Convert every line of the entries below into a Markdown table with two columns, No. and Line: number each line in order in the first column and put its text in the second, omitting blank lines.
++++++++
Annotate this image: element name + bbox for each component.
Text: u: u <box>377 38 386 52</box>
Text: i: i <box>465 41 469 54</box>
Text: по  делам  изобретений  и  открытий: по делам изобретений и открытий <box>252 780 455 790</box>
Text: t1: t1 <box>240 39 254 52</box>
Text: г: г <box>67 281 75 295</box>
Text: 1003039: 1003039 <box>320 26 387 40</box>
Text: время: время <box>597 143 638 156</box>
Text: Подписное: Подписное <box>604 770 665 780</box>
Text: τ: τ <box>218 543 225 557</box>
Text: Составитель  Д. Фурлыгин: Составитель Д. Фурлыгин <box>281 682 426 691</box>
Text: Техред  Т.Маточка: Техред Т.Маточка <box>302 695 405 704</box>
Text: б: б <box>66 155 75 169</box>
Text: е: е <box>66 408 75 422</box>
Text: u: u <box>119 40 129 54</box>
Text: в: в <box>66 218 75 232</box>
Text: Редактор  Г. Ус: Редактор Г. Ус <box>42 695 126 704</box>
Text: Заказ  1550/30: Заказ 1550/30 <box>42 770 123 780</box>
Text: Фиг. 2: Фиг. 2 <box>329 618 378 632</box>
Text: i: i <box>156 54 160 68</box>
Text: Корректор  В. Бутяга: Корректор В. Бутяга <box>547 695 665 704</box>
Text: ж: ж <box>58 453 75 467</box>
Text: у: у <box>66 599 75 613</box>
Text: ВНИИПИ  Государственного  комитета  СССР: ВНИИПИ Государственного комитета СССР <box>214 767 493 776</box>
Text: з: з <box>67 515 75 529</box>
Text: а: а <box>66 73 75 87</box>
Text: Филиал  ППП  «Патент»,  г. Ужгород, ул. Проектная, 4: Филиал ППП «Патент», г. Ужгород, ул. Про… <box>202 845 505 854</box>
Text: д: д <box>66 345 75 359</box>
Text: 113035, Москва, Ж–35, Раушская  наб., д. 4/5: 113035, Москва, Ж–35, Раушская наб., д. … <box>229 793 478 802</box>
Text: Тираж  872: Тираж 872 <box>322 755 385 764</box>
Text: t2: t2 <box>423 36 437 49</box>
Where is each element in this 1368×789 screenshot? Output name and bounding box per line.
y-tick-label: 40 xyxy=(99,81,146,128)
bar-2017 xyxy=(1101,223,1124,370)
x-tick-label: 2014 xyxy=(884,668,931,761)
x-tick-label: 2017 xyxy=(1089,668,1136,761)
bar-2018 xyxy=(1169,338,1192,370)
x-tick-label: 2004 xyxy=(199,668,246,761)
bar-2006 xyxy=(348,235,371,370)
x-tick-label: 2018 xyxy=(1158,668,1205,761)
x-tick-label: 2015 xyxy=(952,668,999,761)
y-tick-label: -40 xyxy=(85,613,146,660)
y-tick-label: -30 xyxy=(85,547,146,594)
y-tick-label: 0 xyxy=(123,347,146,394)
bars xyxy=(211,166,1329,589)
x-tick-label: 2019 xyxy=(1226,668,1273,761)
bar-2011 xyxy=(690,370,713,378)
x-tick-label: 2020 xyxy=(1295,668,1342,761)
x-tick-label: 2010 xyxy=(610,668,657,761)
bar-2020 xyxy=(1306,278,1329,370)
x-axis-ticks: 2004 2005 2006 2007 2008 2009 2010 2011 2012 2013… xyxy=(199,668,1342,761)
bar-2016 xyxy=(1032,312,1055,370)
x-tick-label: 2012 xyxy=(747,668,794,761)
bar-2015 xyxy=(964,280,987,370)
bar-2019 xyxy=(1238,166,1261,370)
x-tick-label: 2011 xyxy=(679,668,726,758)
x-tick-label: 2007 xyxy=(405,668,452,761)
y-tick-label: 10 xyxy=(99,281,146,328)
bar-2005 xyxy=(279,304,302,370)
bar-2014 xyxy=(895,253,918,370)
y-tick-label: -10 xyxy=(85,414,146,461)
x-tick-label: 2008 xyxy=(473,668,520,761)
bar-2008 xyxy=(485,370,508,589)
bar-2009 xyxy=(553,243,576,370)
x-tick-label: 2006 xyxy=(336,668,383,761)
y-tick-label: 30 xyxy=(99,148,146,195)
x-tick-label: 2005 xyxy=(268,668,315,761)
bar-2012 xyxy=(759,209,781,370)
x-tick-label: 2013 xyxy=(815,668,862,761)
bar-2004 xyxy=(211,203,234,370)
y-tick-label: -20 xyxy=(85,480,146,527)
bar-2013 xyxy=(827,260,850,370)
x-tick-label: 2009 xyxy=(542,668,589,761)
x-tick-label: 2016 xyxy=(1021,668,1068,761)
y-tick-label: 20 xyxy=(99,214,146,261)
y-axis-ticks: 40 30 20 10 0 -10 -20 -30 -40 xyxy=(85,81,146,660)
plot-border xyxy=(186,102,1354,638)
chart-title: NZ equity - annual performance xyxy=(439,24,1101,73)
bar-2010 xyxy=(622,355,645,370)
++++++++
## SOLUTION TO THIS TASK
| No. | Line |
|---|---|
| 1 | Annotate this image: element name + bbox for each component. |
| 2 | Text: u: u <box>377 38 386 52</box> |
| 3 | Text: i: i <box>465 41 469 54</box> |
| 4 | Text: по  делам  изобретений  и  открытий: по делам изобретений и открытий <box>252 780 455 790</box> |
| 5 | Text: t1: t1 <box>240 39 254 52</box> |
| 6 | Text: г: г <box>67 281 75 295</box> |
| 7 | Text: 1003039: 1003039 <box>320 26 387 40</box> |
| 8 | Text: время: время <box>597 143 638 156</box> |
| 9 | Text: Подписное: Подписное <box>604 770 665 780</box> |
| 10 | Text: τ: τ <box>218 543 225 557</box> |
| 11 | Text: Составитель  Д. Фурлыгин: Составитель Д. Фурлыгин <box>281 682 426 691</box> |
| 12 | Text: Техред  Т.Маточка: Техред Т.Маточка <box>302 695 405 704</box> |
| 13 | Text: б: б <box>66 155 75 169</box> |
| 14 | Text: е: е <box>66 408 75 422</box> |
| 15 | Text: u: u <box>119 40 129 54</box> |
| 16 | Text: в: в <box>66 218 75 232</box> |
| 17 | Text: Редактор  Г. Ус: Редактор Г. Ус <box>42 695 126 704</box> |
| 18 | Text: Заказ  1550/30: Заказ 1550/30 <box>42 770 123 780</box> |
| 19 | Text: Фиг. 2: Фиг. 2 <box>329 618 378 632</box> |
| 20 | Text: i: i <box>156 54 160 68</box> |
| 21 | Text: Корректор  В. Бутяга: Корректор В. Бутяга <box>547 695 665 704</box> |
| 22 | Text: ж: ж <box>58 453 75 467</box> |
| 23 | Text: у: у <box>66 599 75 613</box> |
| 24 | Text: ВНИИПИ  Государственного  комитета  СССР: ВНИИПИ Государственного комитета СССР <box>214 767 493 776</box> |
| 25 | Text: з: з <box>67 515 75 529</box> |
| 26 | Text: а: а <box>66 73 75 87</box> |
| 27 | Text: Филиал  ППП  «Патент»,  г. Ужгород, ул. Проектная, 4: Филиал ППП «Патент», г. Ужгород, ул. Про… <box>202 845 505 854</box> |
| 28 | Text: д: д <box>66 345 75 359</box> |
| 29 | Text: 113035, Москва, Ж–35, Раушская  наб., д. 4/5: 113035, Москва, Ж–35, Раушская наб., д. … <box>229 793 478 802</box> |
| 30 | Text: Тираж  872: Тираж 872 <box>322 755 385 764</box> |
| 31 | Text: t2: t2 <box>423 36 437 49</box> |
| 32 | Where is each element in this 1368×789 screenshot? Output name and bounding box per line. |
| 33 | y-tick-label: 40 xyxy=(99,81,146,128) |
| 34 | bar-2017 xyxy=(1101,223,1124,370) |
| 35 | x-tick-label: 2014 xyxy=(884,668,931,761) |
| 36 | x-tick-label: 2017 xyxy=(1089,668,1136,761) |
| 37 | bar-2018 xyxy=(1169,338,1192,370) |
| 38 | x-tick-label: 2004 xyxy=(199,668,246,761) |
| 39 | bar-2006 xyxy=(348,235,371,370) |
| 40 | x-tick-label: 2018 xyxy=(1158,668,1205,761) |
| 41 | x-tick-label: 2015 xyxy=(952,668,999,761) |
| 42 | y-tick-label: -40 xyxy=(85,613,146,660) |
| 43 | y-tick-label: -30 xyxy=(85,547,146,594) |
| 44 | y-tick-label: 0 xyxy=(123,347,146,394) |
| 45 | bars xyxy=(211,166,1329,589) |
| 46 | x-tick-label: 2019 xyxy=(1226,668,1273,761) |
| 47 | bar-2011 xyxy=(690,370,713,378) |
| 48 | x-tick-label: 2020 xyxy=(1295,668,1342,761) |
| 49 | x-tick-label: 2010 xyxy=(610,668,657,761) |
| 50 | bar-2020 xyxy=(1306,278,1329,370) |
| 51 | x-axis-ticks: 2004 2005 2006 2007 2008 2009 2010 2011 2012 2013… xyxy=(199,668,1342,761) |
| 52 | bar-2016 xyxy=(1032,312,1055,370) |
| 53 | x-tick-label: 2012 xyxy=(747,668,794,761) |
| 54 | bar-2015 xyxy=(964,280,987,370) |
| 55 | bar-2019 xyxy=(1238,166,1261,370) |
| 56 | x-tick-label: 2011 xyxy=(679,668,726,758) |
| 57 | x-tick-label: 2007 xyxy=(405,668,452,761) |
| 58 | y-tick-label: 10 xyxy=(99,281,146,328) |
| 59 | bar-2005 xyxy=(279,304,302,370) |
| 60 | bar-2014 xyxy=(895,253,918,370) |
| 61 | y-tick-label: -10 xyxy=(85,414,146,461) |
| 62 | x-tick-label: 2008 xyxy=(473,668,520,761) |
| 63 | bar-2008 xyxy=(485,370,508,589) |
| 64 | bar-2009 xyxy=(553,243,576,370) |
| 65 | x-tick-label: 2006 xyxy=(336,668,383,761) |
| 66 | y-tick-label: 30 xyxy=(99,148,146,195) |
| 67 | x-tick-label: 2005 xyxy=(268,668,315,761) |
| 68 | bar-2012 xyxy=(759,209,781,370) |
| 69 | x-tick-label: 2013 xyxy=(815,668,862,761) |
| 70 | bar-2004 xyxy=(211,203,234,370) |
| 71 | y-tick-label: -20 xyxy=(85,480,146,527) |
| 72 | bar-2013 xyxy=(827,260,850,370) |
| 73 | x-tick-label: 2009 xyxy=(542,668,589,761) |
| 74 | x-tick-label: 2016 xyxy=(1021,668,1068,761) |
| 75 | y-tick-label: 20 xyxy=(99,214,146,261) |
| 76 | y-axis-ticks: 40 30 20 10 0 -10 -20 -30 -40 xyxy=(85,81,146,660) |
| 77 | plot-border xyxy=(186,102,1354,638) |
| 78 | chart-title: NZ equity - annual performance xyxy=(439,24,1101,73) |
| 79 | bar-2010 xyxy=(622,355,645,370) |